WHAT NEEDS TO BE DONE: From the first line to the last, restate the records word for word, skipping the pictures.

Figure dataset records:
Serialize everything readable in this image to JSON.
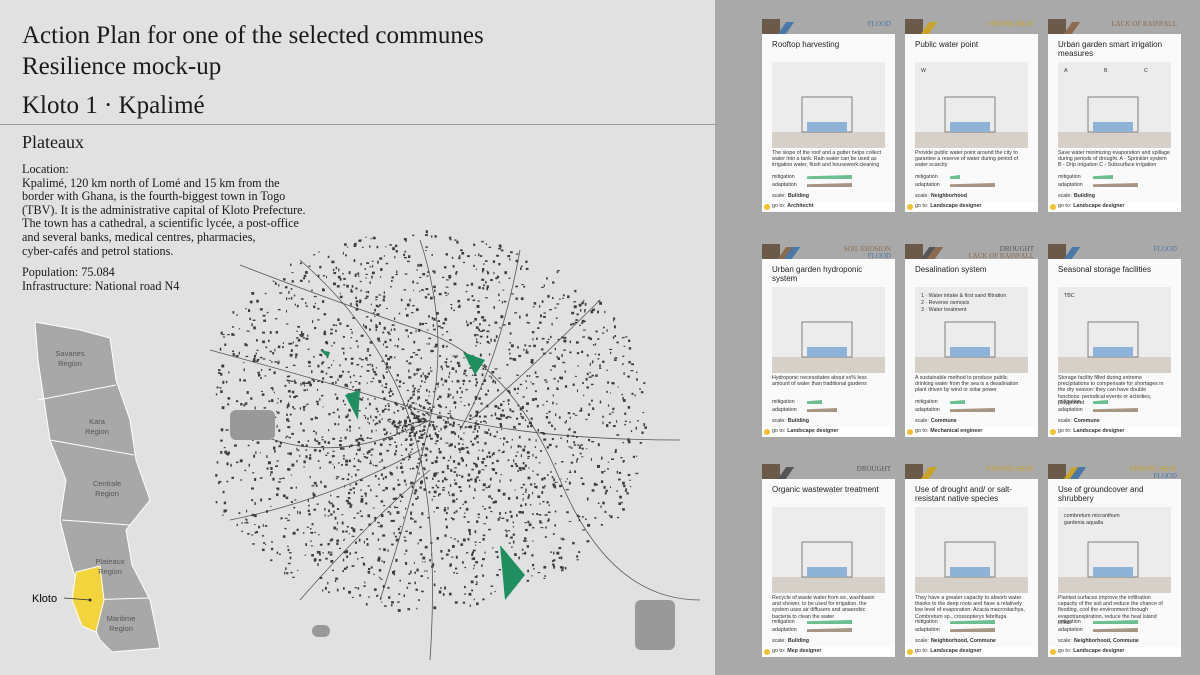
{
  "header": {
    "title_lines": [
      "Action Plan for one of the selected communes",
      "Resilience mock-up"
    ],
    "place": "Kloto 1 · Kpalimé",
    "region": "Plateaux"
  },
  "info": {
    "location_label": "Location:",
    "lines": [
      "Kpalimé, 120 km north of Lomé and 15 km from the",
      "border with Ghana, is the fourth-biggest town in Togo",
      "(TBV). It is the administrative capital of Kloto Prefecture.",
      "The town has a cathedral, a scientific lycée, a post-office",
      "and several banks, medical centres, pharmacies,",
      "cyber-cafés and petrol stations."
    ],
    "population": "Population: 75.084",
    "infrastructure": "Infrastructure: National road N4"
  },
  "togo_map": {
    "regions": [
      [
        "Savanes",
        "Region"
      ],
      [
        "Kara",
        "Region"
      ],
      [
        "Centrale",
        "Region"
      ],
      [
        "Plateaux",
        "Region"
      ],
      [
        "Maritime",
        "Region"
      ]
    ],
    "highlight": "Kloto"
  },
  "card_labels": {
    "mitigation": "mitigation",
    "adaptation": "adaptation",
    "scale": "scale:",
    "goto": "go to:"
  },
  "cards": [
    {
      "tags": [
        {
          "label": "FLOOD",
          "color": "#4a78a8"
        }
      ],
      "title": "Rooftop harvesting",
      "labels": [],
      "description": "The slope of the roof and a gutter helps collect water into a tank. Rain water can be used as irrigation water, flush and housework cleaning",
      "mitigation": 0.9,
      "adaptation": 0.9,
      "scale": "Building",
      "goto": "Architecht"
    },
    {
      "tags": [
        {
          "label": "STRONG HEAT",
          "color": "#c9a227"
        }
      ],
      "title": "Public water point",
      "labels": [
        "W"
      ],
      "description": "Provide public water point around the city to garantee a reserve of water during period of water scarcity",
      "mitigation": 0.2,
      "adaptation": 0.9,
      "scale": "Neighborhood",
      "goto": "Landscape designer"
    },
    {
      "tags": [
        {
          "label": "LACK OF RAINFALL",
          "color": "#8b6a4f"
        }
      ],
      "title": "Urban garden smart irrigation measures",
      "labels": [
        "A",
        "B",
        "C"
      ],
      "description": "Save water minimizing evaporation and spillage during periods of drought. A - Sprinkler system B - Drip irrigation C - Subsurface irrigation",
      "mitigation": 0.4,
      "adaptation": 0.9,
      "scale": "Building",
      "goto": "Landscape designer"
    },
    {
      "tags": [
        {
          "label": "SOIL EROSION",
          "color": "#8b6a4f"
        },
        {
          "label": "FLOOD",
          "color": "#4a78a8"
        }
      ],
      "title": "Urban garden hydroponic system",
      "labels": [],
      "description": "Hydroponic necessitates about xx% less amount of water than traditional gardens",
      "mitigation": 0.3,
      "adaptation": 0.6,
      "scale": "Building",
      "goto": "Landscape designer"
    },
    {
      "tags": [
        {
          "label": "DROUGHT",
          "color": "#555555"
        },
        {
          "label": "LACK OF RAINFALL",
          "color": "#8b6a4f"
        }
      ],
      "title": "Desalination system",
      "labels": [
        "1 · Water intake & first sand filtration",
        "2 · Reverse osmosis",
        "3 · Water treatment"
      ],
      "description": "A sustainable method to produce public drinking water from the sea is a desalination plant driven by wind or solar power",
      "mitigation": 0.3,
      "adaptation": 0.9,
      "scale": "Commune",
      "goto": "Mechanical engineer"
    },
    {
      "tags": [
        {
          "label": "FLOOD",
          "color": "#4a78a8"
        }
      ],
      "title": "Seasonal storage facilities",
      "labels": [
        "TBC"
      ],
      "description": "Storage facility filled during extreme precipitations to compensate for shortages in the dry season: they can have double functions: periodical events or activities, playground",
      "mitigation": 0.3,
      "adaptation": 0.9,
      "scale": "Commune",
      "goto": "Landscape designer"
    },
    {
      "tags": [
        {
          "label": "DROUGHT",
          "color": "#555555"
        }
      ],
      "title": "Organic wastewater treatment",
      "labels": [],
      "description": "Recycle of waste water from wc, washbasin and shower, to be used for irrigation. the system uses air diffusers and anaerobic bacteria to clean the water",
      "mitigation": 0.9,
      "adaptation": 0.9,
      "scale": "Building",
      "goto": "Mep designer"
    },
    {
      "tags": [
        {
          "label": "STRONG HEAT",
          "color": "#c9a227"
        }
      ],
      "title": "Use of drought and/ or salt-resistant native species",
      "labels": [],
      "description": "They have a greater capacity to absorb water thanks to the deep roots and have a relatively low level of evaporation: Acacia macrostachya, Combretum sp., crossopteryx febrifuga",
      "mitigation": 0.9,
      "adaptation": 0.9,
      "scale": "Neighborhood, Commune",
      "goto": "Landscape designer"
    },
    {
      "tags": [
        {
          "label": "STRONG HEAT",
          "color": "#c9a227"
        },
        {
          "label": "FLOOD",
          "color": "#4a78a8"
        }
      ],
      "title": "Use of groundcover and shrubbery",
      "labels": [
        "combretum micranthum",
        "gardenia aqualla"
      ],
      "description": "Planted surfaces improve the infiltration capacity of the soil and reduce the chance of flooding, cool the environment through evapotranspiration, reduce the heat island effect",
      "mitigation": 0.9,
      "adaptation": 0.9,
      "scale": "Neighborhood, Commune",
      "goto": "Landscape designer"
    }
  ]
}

WRITTEN REPLY:
Serialize everything readable in this image to JSON.
{
  "header": {
    "title_lines": [
      "Action Plan for one of the selected communes",
      "Resilience mock-up"
    ],
    "place": "Kloto 1 · Kpalimé",
    "region": "Plateaux"
  },
  "info": {
    "location_label": "Location:",
    "lines": [
      "Kpalimé, 120 km north of Lomé and 15 km from the",
      "border with Ghana, is the fourth-biggest town in Togo",
      "(TBV). It is the administrative capital of Kloto Prefecture.",
      "The town has a cathedral, a scientific lycée, a post-office",
      "and several banks, medical centres, pharmacies,",
      "cyber-cafés and petrol stations."
    ],
    "population": "Population: 75.084",
    "infrastructure": "Infrastructure: National road N4"
  },
  "togo_map": {
    "regions": [
      [
        "Savanes",
        "Region"
      ],
      [
        "Kara",
        "Region"
      ],
      [
        "Centrale",
        "Region"
      ],
      [
        "Plateaux",
        "Region"
      ],
      [
        "Maritime",
        "Region"
      ]
    ],
    "highlight": "Kloto"
  },
  "card_labels": {
    "mitigation": "mitigation",
    "adaptation": "adaptation",
    "scale": "scale:",
    "goto": "go to:"
  },
  "cards": [
    {
      "tags": [
        {
          "label": "FLOOD",
          "color": "#4a78a8"
        }
      ],
      "title": "Rooftop harvesting",
      "labels": [],
      "description": "The slope of the roof and a gutter helps collect water into a tank. Rain water can be used as irrigation water, flush and housework cleaning",
      "mitigation": 0.9,
      "adaptation": 0.9,
      "scale": "Building",
      "goto": "Architecht"
    },
    {
      "tags": [
        {
          "label": "STRONG HEAT",
          "color": "#c9a227"
        }
      ],
      "title": "Public water point",
      "labels": [
        "W"
      ],
      "description": "Provide public water point around the city to garantee a reserve of water during period of water scarcity",
      "mitigation": 0.2,
      "adaptation": 0.9,
      "scale": "Neighborhood",
      "goto": "Landscape designer"
    },
    {
      "tags": [
        {
          "label": "LACK OF RAINFALL",
          "color": "#8b6a4f"
        }
      ],
      "title": "Urban garden smart irrigation measures",
      "labels": [
        "A",
        "B",
        "C"
      ],
      "description": "Save water minimizing evaporation and spillage during periods of drought. A - Sprinkler system B - Drip irrigation C - Subsurface irrigation",
      "mitigation": 0.4,
      "adaptation": 0.9,
      "scale": "Building",
      "goto": "Landscape designer"
    },
    {
      "tags": [
        {
          "label": "SOIL EROSION",
          "color": "#8b6a4f"
        },
        {
          "label": "FLOOD",
          "color": "#4a78a8"
        }
      ],
      "title": "Urban garden hydroponic system",
      "labels": [],
      "description": "Hydroponic necessitates about xx% less amount of water than traditional gardens",
      "mitigation": 0.3,
      "adaptation": 0.6,
      "scale": "Building",
      "goto": "Landscape designer"
    },
    {
      "tags": [
        {
          "label": "DROUGHT",
          "color": "#555555"
        },
        {
          "label": "LACK OF RAINFALL",
          "color": "#8b6a4f"
        }
      ],
      "title": "Desalination system",
      "labels": [
        "1 · Water intake & first sand filtration",
        "2 · Reverse osmosis",
        "3 · Water treatment"
      ],
      "description": "A sustainable method to produce public drinking water from the sea is a desalination plant driven by wind or solar power",
      "mitigation": 0.3,
      "adaptation": 0.9,
      "scale": "Commune",
      "goto": "Mechanical engineer"
    },
    {
      "tags": [
        {
          "label": "FLOOD",
          "color": "#4a78a8"
        }
      ],
      "title": "Seasonal storage facilities",
      "labels": [
        "TBC"
      ],
      "description": "Storage facility filled during extreme precipitations to compensate for shortages in the dry season: they can have double functions: periodical events or activities, playground",
      "mitigation": 0.3,
      "adaptation": 0.9,
      "scale": "Commune",
      "goto": "Landscape designer"
    },
    {
      "tags": [
        {
          "label": "DROUGHT",
          "color": "#555555"
        }
      ],
      "title": "Organic wastewater treatment",
      "labels": [],
      "description": "Recycle of waste water from wc, washbasin and shower, to be used for irrigation. the system uses air diffusers and anaerobic bacteria to clean the water",
      "mitigation": 0.9,
      "adaptation": 0.9,
      "scale": "Building",
      "goto": "Mep designer"
    },
    {
      "tags": [
        {
          "label": "STRONG HEAT",
          "color": "#c9a227"
        }
      ],
      "title": "Use of drought and/ or salt-resistant native species",
      "labels": [],
      "description": "They have a greater capacity to absorb water thanks to the deep roots and have a relatively low level of evaporation: Acacia macrostachya, Combretum sp., crossopteryx febrifuga",
      "mitigation": 0.9,
      "adaptation": 0.9,
      "scale": "Neighborhood, Commune",
      "goto": "Landscape designer"
    },
    {
      "tags": [
        {
          "label": "STRONG HEAT",
          "color": "#c9a227"
        },
        {
          "label": "FLOOD",
          "color": "#4a78a8"
        }
      ],
      "title": "Use of groundcover and shrubbery",
      "labels": [
        "combretum micranthum",
        "gardenia aqualla"
      ],
      "description": "Planted surfaces improve the infiltration capacity of the soil and reduce the chance of flooding, cool the environment through evapotranspiration, reduce the heat island effect",
      "mitigation": 0.9,
      "adaptation": 0.9,
      "scale": "Neighborhood, Commune",
      "goto": "Landscape designer"
    }
  ]
}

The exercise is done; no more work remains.